TASK STATEMENT
What number of lines contain the word "color"? Reply with the number and nothing else.

SUPPLIED MATERIAL
Start
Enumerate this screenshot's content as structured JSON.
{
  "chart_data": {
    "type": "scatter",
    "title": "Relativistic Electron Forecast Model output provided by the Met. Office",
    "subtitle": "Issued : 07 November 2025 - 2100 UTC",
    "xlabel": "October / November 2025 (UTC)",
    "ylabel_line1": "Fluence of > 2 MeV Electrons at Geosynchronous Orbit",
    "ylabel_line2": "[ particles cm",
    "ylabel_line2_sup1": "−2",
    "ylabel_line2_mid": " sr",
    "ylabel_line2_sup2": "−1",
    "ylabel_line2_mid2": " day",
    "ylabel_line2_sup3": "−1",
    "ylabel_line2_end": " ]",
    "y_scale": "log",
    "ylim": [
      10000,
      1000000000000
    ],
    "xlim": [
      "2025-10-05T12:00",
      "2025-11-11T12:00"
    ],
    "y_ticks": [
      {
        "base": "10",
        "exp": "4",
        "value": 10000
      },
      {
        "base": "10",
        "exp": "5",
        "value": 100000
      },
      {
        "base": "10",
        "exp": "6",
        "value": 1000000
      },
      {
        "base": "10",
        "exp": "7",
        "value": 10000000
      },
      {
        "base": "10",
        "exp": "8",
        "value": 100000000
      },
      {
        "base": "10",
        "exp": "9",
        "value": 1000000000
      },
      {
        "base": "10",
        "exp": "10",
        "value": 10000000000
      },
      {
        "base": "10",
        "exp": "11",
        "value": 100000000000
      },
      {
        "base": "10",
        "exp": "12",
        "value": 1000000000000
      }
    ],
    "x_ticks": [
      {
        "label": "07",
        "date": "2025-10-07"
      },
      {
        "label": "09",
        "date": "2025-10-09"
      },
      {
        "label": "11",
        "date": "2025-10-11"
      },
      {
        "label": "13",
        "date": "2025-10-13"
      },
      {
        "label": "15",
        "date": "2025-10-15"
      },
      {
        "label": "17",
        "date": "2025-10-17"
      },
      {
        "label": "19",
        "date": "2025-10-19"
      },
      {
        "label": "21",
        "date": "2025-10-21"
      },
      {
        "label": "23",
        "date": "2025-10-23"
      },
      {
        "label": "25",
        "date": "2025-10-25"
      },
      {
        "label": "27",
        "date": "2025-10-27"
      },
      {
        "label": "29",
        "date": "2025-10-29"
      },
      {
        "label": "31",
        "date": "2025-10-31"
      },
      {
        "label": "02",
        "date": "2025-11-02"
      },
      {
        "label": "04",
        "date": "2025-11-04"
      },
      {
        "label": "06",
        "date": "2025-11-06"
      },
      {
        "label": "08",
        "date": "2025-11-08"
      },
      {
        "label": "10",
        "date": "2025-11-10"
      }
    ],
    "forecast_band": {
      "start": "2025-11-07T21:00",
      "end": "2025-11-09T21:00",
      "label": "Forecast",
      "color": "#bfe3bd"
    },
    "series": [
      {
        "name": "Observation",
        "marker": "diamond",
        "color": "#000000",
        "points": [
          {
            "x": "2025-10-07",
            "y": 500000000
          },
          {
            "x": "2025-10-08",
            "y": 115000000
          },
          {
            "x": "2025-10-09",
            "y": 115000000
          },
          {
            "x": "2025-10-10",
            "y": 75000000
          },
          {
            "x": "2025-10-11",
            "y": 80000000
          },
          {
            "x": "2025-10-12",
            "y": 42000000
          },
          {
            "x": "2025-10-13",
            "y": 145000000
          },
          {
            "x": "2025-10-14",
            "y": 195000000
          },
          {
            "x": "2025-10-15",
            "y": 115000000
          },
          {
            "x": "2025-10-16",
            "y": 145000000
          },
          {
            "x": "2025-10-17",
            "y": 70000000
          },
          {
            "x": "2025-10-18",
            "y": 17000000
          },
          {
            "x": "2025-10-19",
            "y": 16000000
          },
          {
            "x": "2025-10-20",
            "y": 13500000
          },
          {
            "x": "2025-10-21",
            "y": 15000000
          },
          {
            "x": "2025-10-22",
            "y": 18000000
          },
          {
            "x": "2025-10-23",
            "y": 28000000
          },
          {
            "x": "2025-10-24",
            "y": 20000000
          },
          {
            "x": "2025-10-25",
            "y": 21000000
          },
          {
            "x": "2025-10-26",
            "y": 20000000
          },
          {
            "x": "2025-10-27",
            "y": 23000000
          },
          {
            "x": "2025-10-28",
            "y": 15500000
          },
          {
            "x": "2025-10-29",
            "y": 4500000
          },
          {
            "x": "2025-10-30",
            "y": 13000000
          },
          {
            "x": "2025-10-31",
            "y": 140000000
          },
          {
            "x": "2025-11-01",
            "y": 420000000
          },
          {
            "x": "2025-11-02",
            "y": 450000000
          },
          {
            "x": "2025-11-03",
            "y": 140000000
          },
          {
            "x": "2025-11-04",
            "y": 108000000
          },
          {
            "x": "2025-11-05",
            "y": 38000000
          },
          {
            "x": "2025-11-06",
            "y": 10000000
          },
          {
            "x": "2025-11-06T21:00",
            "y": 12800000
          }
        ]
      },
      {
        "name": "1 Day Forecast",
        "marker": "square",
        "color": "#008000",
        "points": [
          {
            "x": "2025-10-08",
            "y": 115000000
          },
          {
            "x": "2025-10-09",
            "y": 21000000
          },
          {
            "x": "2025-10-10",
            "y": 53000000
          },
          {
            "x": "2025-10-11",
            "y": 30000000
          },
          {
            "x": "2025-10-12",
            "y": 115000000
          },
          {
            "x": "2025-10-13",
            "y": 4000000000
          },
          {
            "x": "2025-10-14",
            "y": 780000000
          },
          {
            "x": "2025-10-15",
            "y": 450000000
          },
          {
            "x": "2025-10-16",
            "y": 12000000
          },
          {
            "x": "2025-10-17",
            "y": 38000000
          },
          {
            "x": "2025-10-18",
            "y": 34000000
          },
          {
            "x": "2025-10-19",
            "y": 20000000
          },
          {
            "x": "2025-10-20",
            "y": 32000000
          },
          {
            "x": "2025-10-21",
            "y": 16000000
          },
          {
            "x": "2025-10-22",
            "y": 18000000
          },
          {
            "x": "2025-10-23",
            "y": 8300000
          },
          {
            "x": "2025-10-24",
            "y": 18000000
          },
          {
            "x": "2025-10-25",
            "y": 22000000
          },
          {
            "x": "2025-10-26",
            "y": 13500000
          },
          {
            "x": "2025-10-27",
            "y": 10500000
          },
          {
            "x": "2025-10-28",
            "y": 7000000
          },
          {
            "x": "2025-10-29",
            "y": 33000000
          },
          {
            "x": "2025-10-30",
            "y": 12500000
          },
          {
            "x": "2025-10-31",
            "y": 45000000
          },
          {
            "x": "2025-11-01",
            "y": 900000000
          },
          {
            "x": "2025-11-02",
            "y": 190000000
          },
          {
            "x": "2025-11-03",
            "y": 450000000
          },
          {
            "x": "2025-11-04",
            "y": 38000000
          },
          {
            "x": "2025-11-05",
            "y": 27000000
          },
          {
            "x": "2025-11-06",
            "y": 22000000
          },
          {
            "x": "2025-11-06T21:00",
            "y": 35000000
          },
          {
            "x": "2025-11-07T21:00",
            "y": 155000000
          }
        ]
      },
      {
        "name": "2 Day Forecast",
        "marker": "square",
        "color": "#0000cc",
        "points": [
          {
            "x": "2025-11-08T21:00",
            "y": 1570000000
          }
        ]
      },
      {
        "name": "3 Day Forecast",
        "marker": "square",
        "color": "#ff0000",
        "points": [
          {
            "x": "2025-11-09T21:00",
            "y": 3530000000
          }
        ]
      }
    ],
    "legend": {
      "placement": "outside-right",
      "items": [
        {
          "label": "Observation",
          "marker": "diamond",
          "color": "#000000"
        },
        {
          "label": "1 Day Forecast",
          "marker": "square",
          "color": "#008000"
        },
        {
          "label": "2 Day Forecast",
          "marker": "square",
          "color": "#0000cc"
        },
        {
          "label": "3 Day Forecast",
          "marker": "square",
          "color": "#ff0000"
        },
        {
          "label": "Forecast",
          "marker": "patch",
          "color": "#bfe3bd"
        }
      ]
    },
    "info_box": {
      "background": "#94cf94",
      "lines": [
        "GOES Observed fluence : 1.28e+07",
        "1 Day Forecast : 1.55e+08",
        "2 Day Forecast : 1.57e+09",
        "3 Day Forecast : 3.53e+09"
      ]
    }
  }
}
End
THE REPLY
10